--- EXERCISE PROMPT ---
Set down, in full, every record in the block.

begin TASK DATA

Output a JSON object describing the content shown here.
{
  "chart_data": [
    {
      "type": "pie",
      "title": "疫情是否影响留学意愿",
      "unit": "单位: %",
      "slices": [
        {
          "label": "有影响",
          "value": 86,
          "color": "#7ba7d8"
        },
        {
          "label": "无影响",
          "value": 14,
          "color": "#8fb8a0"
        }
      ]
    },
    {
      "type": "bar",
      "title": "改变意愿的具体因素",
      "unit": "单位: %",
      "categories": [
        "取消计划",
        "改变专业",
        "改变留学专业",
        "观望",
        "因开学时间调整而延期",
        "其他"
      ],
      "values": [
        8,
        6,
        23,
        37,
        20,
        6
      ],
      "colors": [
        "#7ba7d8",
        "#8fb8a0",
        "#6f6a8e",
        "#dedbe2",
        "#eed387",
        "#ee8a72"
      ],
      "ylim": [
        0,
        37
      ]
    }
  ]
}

end TASK DATA

--- EXERCISE ANSWER ---
Output a JSON object describing the content shown here.
{
  "chart_data": [
    {
      "type": "pie",
      "title": "疫情是否影响留学意愿",
      "unit": "单位: %",
      "slices": [
        {
          "label": "有影响",
          "value": 86,
          "color": "#7ba7d8"
        },
        {
          "label": "无影响",
          "value": 14,
          "color": "#8fb8a0"
        }
      ]
    },
    {
      "type": "bar",
      "title": "改变意愿的具体因素",
      "unit": "单位: %",
      "categories": [
        "取消计划",
        "改变专业",
        "改变留学专业",
        "观望",
        "因开学时间调整而延期",
        "其他"
      ],
      "values": [
        8,
        6,
        23,
        37,
        20,
        6
      ],
      "colors": [
        "#7ba7d8",
        "#8fb8a0",
        "#6f6a8e",
        "#dedbe2",
        "#eed387",
        "#ee8a72"
      ],
      "ylim": [
        0,
        37
      ]
    }
  ]
}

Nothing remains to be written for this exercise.